按照建築學的觀點,天井是室內空間的組成部分,是建築內部上空的自由空間。天井上緣由屋頂四向的屋簷組合而成,相應地面鑿內池、設路徑、置盆栽等,具有集水、納陽、通風、採光、消防等多種功能。[2]四簷雨水收集於天井,在當地俗稱「四水歸堂」,意為「肥水不外流」,體現了古村人們聚財的思想和心理,敦仁堂可謂其中典型代表。
敦仁堂,陂下胡氏總祠,始建於明嘉靖年間,清鹹豐被太平天國軍焚毀,晚晴重新修建,佔地面積989M2,此堂乃胡氏一族舉行祭祀、聚會等大型宗族活動的場所。敦仁堂為兩進兩天井布局,且帶參亭,一般而言,帶參亭的祠堂規則較高。此堂在享堂前加蓋歇山頂參亭頗具地方風格,這一做法既增加了祠堂內空間的壯觀,也為祭祀等宗族活動增加了一個系列層次,並且可以作為演出的戲臺,可謂一物多用,極為巧妙。參亭為享堂簷廊前的抱廈空間,通過參亭將享堂與下廳形成類似工字殿的平面,此空間一是能擴大建築面積,使祠堂在雨天的祭祀活動中能容納更多族眾;二是突出縱向軸線,更好的體現空間所需的次序感和滿足儀式活動的延續性。[3]
其五,建築裝飾。由於祠堂建築承載了宗族民眾的精神寄託和心靈的慰藉,故而其除了具一般性建築的實用功能外,還將情感、心理及精神所需的審美性融入其中,通過祠堂建築的裝飾即可管窺。

任務說明 1:
根據這段關於天井與敦仁堂的原文,四簷雨水收集於天井,在當地俗稱什麼?
上述原文與下列記錄彼此無關。

原始記錄:
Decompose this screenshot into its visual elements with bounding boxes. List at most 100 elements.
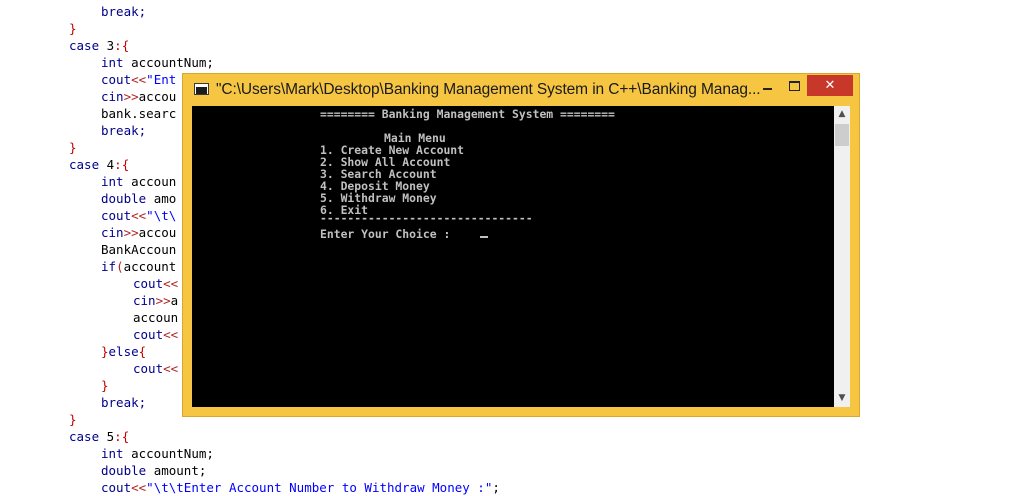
maximize-icon	[789, 80, 800, 91]
code-token: break;	[101, 123, 147, 138]
code-token: int	[101, 174, 132, 189]
minimize-button[interactable]	[754, 75, 781, 96]
chevron-up-icon: ▲	[838, 109, 846, 119]
code-token: case	[69, 157, 107, 172]
code-token: (	[116, 259, 124, 274]
code-token: :{	[114, 38, 130, 53]
code-token: cin	[101, 89, 124, 104]
code-token: amo	[153, 191, 177, 206]
code-token: double	[101, 191, 154, 206]
close-icon: ✕	[824, 78, 836, 93]
code-line: break;	[101, 394, 146, 411]
code-token: else	[108, 344, 139, 359]
scroll-thumb[interactable]	[835, 124, 849, 146]
console-window[interactable]: "C:\Users\Mark\Desktop\Banking Managemen…	[183, 74, 859, 416]
code-token: accoun	[131, 174, 177, 189]
maximize-button[interactable]	[781, 75, 808, 96]
code-token: }	[101, 378, 109, 393]
minimize-icon	[763, 87, 772, 90]
code-token: accountNum;	[131, 55, 214, 70]
scroll-down-button[interactable]: ▼	[834, 390, 850, 407]
code-token: break;	[101, 395, 147, 410]
code-token: double	[101, 463, 154, 478]
code-token: <<	[163, 327, 179, 342]
code-line: int accountNum;	[101, 445, 214, 462]
code-token: >>	[155, 293, 171, 308]
code-token: int	[101, 55, 132, 70]
code-token: }	[69, 21, 77, 36]
code-token: a	[170, 293, 179, 308]
code-token: cout	[133, 327, 164, 342]
code-line: cin>>accou	[101, 88, 176, 105]
window-title: "C:\Users\Mark\Desktop\Banking Managemen…	[216, 81, 761, 98]
code-line: }else{	[101, 343, 146, 360]
code-token: int	[101, 446, 132, 461]
code-token: account	[123, 259, 177, 274]
code-line: cin>>a	[133, 292, 178, 309]
code-line: accoun	[133, 309, 178, 326]
code-line: cout<<	[133, 275, 178, 292]
code-line: cout<<"\t\	[101, 207, 176, 224]
code-token: ;	[492, 480, 500, 495]
code-line: bank.searc	[101, 105, 176, 122]
code-line: double amo	[101, 190, 176, 207]
code-token: cin	[133, 293, 156, 308]
code-token: cout	[101, 480, 132, 495]
code-token: {	[138, 344, 147, 359]
code-token: >>	[123, 89, 139, 104]
code-token: case	[69, 38, 107, 53]
close-button[interactable]: ✕	[807, 75, 853, 96]
code-line: }	[69, 411, 77, 428]
text-cursor	[480, 236, 488, 238]
code-token: case	[69, 429, 107, 444]
code-line: if(account	[101, 258, 176, 275]
code-token: }	[101, 344, 109, 359]
code-token: accoun	[133, 310, 179, 325]
code-line: cout<<"\t\tEnter Account Number to Withd…	[101, 479, 500, 496]
code-token: accou	[138, 89, 177, 104]
code-token: <<	[131, 208, 147, 223]
window-titlebar[interactable]: "C:\Users\Mark\Desktop\Banking Managemen…	[183, 74, 859, 106]
code-token: }	[69, 140, 77, 155]
code-token: :{	[114, 429, 130, 444]
code-token: <<	[163, 361, 179, 376]
code-line: int accoun	[101, 173, 176, 190]
chevron-down-icon: ▼	[838, 393, 846, 403]
console-output[interactable]: ======== Banking Management System =====…	[192, 106, 834, 407]
code-line: case 4:{	[69, 156, 129, 173]
code-token: >>	[123, 225, 139, 240]
code-token: :{	[114, 157, 130, 172]
code-line: case 5:{	[69, 428, 129, 445]
code-token: amount;	[153, 463, 207, 478]
code-token: cout	[101, 72, 132, 87]
code-token: }	[69, 412, 77, 427]
code-line: cin>>accou	[101, 224, 176, 241]
code-token: bank.searc	[101, 106, 177, 121]
console-app-icon[interactable]	[194, 83, 209, 95]
code-line: break;	[101, 122, 146, 139]
code-line: int accountNum;	[101, 54, 214, 71]
code-token: if	[101, 259, 117, 274]
code-token: "Ent	[146, 72, 177, 87]
code-line: }	[69, 139, 77, 156]
code-token: <<	[163, 276, 179, 291]
console-header: ======== Banking Management System =====…	[320, 107, 615, 121]
code-token: cout	[101, 208, 132, 223]
code-line: cout<<	[133, 360, 178, 377]
scroll-up-button[interactable]: ▲	[834, 106, 850, 123]
code-line: cout<<	[133, 326, 178, 343]
code-line: }	[69, 20, 77, 37]
code-line: double amount;	[101, 462, 206, 479]
code-token: cout	[133, 276, 164, 291]
code-token: "\t\tEnter Account Number to Withdraw Mo…	[146, 480, 493, 495]
code-token: break;	[101, 4, 147, 19]
console-scrollbar[interactable]: ▲ ▼	[834, 106, 850, 407]
menu-separator: -------------------------------	[320, 211, 533, 225]
code-token: <<	[131, 72, 147, 87]
code-token: <<	[131, 480, 147, 495]
code-token: "\t\	[146, 208, 177, 223]
code-line: break;	[101, 3, 146, 20]
code-line: }	[101, 377, 109, 394]
code-token: cout	[133, 361, 164, 376]
code-line: case 3:{	[69, 37, 129, 54]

任務說明 2:
請逐字重現記錄中從含有「80, 800, 91]」的那一行起、至含有「78, 836, 93]」的那一行止的部分,首尾兩行皆須包括。

正確答案 1:
「四水歸堂」

正確答案 2:
maximize-icon	[789, 80, 800, 91]
code-token: break;	[101, 123, 147, 138]
code-token: int	[101, 174, 132, 189]
minimize-button[interactable]	[754, 75, 781, 96]
chevron-up-icon: ▲	[838, 109, 846, 119]
code-token: case	[69, 157, 107, 172]
code-token: (	[116, 259, 124, 274]
code-token: :{	[114, 38, 130, 53]
code-token: cin	[101, 89, 124, 104]
code-token: amo	[153, 191, 177, 206]
code-token: double	[101, 191, 154, 206]
close-icon: ✕	[824, 78, 836, 93]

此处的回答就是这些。